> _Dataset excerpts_
▼
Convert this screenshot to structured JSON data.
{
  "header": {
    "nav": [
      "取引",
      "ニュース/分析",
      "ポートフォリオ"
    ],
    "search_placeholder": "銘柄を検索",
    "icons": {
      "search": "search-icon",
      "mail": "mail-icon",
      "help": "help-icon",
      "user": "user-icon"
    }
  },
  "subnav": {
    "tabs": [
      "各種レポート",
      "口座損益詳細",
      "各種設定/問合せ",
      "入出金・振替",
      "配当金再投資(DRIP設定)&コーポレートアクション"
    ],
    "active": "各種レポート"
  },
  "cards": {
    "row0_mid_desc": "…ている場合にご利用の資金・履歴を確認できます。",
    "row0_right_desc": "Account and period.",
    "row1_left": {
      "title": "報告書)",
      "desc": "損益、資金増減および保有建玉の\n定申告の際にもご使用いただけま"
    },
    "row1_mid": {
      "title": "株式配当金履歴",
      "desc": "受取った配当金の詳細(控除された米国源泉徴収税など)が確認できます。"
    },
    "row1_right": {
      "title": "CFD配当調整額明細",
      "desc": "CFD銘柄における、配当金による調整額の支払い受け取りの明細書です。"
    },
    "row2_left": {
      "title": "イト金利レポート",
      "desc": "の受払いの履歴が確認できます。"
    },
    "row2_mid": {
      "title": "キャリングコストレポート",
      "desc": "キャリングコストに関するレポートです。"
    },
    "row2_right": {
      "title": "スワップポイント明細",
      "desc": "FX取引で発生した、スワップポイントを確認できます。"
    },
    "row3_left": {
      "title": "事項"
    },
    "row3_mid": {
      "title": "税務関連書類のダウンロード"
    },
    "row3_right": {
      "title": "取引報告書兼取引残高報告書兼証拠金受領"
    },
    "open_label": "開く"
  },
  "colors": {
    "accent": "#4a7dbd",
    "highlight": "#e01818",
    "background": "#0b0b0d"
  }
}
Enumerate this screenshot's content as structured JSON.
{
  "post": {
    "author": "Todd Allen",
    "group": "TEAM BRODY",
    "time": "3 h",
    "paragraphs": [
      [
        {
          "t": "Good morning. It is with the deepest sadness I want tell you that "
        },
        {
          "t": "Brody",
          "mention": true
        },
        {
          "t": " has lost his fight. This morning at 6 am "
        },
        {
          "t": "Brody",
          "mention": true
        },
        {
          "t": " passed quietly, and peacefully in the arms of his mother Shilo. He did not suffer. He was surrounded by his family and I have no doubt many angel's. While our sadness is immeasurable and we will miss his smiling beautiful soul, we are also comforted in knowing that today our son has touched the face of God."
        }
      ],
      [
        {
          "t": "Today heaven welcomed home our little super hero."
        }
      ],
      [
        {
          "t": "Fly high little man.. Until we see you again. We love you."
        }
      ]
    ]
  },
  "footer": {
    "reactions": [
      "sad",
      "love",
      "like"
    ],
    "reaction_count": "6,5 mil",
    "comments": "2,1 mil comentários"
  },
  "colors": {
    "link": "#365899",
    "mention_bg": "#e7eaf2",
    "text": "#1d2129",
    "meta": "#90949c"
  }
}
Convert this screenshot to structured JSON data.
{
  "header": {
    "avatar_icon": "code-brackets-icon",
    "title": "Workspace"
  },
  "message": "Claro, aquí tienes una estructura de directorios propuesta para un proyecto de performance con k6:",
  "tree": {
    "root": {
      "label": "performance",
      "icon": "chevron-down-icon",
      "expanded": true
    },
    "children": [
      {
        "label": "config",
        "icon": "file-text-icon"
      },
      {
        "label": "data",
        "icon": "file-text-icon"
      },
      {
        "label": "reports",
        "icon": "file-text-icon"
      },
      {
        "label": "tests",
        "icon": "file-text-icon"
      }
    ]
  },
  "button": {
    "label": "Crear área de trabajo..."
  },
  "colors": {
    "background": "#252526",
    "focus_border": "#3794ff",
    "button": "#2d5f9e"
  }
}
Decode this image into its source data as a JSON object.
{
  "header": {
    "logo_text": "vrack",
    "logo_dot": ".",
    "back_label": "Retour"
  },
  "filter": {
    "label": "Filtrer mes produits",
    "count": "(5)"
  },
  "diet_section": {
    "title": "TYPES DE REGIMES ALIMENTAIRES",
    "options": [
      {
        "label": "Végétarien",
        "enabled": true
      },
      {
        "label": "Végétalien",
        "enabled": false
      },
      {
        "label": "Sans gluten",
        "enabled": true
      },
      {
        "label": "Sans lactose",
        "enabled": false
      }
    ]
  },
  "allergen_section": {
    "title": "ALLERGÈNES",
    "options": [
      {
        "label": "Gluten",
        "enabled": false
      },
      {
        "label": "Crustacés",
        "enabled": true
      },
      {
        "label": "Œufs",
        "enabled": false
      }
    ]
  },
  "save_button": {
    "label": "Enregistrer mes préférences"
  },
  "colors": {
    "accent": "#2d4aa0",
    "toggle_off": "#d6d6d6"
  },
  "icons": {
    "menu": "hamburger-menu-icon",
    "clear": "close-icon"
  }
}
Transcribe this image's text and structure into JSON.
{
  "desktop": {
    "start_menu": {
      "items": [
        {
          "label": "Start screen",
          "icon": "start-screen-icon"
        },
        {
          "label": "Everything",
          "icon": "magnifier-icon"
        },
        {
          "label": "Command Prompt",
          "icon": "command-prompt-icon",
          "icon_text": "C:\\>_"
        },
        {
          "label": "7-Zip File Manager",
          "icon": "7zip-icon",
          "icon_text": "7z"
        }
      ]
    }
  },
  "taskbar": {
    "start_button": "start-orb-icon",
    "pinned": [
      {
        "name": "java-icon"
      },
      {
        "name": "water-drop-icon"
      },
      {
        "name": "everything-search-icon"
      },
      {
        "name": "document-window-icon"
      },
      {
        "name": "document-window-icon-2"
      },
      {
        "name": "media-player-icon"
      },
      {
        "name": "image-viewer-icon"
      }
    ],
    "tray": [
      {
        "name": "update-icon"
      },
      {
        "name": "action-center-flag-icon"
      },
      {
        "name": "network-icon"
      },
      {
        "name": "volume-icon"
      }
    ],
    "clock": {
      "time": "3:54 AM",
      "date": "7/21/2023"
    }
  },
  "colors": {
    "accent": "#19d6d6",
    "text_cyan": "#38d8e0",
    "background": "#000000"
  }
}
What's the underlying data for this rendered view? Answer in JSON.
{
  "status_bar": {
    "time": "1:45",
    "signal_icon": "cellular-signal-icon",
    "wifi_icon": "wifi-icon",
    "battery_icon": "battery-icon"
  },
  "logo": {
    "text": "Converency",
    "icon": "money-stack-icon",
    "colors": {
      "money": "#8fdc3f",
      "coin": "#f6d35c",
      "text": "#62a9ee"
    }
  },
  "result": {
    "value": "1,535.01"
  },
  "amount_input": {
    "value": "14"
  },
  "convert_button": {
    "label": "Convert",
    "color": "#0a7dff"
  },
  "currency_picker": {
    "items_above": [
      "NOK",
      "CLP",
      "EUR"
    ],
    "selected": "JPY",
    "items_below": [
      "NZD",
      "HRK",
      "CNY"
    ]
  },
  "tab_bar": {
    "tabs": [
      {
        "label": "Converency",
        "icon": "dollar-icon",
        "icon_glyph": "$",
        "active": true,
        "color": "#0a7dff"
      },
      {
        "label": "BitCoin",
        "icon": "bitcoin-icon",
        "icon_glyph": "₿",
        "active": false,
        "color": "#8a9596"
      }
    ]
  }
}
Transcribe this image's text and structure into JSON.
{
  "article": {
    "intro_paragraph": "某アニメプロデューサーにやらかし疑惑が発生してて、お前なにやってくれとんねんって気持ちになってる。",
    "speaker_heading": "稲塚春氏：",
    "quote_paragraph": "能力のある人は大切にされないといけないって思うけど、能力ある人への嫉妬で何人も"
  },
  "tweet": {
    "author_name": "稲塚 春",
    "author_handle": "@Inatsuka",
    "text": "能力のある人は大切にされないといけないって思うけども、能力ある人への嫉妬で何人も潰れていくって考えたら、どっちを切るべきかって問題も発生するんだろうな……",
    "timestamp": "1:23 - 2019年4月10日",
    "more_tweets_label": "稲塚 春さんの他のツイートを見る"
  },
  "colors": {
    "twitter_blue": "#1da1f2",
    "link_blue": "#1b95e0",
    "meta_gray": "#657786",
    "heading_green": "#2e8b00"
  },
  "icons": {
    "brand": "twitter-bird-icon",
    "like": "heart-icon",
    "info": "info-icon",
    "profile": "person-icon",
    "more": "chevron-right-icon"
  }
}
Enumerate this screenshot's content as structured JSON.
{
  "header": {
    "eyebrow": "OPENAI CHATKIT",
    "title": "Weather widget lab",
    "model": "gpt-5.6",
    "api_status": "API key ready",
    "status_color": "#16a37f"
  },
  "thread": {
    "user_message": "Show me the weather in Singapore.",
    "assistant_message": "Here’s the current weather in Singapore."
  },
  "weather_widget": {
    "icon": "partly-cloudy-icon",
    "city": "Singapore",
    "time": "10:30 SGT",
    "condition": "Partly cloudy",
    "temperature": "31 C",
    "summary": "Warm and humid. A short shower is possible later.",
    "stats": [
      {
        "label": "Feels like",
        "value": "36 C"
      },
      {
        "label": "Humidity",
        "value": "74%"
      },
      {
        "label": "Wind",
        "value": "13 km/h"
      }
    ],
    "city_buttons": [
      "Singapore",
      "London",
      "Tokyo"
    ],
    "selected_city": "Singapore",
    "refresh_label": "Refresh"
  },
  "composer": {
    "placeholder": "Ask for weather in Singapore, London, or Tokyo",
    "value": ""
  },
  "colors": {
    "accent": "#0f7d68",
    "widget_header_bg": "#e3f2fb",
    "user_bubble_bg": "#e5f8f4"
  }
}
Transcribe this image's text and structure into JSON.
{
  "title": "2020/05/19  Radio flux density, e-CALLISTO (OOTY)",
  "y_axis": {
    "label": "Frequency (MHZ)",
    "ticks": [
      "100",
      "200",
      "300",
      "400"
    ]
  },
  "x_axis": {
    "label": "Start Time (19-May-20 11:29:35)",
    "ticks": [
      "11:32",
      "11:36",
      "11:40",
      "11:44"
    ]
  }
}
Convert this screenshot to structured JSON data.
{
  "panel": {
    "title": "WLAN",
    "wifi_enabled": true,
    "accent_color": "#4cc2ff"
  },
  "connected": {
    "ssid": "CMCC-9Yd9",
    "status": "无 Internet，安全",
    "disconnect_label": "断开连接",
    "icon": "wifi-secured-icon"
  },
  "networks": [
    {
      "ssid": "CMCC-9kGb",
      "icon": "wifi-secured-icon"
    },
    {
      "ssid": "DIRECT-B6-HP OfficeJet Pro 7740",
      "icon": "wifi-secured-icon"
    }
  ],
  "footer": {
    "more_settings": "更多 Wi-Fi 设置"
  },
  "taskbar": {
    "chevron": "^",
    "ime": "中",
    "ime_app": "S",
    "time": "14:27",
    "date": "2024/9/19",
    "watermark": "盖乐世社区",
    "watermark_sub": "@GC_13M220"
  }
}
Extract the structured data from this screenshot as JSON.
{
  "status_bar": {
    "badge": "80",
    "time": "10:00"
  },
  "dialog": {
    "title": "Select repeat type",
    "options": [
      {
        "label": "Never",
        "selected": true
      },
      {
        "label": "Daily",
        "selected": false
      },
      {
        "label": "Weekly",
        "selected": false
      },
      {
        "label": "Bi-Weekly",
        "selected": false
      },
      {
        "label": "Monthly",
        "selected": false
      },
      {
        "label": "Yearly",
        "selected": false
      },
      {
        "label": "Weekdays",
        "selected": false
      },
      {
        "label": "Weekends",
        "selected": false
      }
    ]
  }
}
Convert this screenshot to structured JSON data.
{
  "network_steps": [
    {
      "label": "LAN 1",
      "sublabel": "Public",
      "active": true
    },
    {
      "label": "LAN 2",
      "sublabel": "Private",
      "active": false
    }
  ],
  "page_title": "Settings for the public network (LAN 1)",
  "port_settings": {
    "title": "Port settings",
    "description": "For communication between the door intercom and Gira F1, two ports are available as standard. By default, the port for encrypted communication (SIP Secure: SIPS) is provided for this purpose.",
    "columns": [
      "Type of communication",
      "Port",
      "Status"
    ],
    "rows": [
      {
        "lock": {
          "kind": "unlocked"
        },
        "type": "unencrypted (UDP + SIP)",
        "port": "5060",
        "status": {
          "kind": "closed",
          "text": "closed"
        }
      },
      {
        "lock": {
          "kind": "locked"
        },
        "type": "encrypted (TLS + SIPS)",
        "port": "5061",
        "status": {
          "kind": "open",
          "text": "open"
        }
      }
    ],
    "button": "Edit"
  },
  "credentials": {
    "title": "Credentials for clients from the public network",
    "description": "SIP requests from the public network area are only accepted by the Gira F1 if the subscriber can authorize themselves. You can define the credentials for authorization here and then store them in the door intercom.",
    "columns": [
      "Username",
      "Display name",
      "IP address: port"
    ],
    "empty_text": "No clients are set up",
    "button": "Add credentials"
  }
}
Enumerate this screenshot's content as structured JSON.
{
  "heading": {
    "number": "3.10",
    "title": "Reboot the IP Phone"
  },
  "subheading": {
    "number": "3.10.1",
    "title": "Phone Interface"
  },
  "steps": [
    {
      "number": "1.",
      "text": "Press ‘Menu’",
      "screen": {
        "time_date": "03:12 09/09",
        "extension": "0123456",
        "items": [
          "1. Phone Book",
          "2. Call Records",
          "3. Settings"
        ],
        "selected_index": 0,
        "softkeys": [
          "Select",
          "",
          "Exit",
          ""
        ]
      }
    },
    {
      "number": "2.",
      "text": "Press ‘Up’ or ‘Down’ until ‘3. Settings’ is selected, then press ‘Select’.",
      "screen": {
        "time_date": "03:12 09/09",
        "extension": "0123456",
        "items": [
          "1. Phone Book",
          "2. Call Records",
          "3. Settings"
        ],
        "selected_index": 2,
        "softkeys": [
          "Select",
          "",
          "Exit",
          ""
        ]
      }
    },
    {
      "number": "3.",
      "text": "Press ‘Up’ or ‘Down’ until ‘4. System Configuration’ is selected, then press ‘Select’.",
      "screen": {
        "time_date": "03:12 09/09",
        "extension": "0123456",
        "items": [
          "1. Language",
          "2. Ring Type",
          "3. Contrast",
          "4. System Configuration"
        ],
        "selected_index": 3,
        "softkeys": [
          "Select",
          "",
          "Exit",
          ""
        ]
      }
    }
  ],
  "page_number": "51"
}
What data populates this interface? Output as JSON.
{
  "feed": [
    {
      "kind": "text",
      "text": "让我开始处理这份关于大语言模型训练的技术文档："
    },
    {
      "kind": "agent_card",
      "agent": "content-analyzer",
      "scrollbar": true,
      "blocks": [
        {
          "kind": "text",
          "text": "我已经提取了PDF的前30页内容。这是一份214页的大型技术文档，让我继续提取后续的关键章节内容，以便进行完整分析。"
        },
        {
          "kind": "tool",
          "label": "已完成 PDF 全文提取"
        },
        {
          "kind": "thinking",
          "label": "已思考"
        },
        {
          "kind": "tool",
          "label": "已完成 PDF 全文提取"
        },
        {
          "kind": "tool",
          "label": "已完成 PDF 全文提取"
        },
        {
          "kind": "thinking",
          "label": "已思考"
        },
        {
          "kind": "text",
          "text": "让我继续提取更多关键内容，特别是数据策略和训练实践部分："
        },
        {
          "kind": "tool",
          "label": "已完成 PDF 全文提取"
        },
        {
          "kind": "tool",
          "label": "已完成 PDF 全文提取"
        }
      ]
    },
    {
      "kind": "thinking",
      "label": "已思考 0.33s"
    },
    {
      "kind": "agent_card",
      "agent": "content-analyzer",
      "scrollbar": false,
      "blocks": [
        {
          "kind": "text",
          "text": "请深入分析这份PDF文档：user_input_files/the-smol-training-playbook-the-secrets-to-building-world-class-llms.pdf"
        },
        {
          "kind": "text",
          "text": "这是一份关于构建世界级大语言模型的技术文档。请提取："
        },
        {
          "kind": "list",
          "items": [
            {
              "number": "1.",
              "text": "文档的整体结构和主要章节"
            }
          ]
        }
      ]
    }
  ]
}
▲
Each line holding "value" must be found and copied.

    "value": "1,535.01"
    "value": "14"
        "value": "36 C"
        "value": "74%"
        "value": "13 km/h"
    "value": ""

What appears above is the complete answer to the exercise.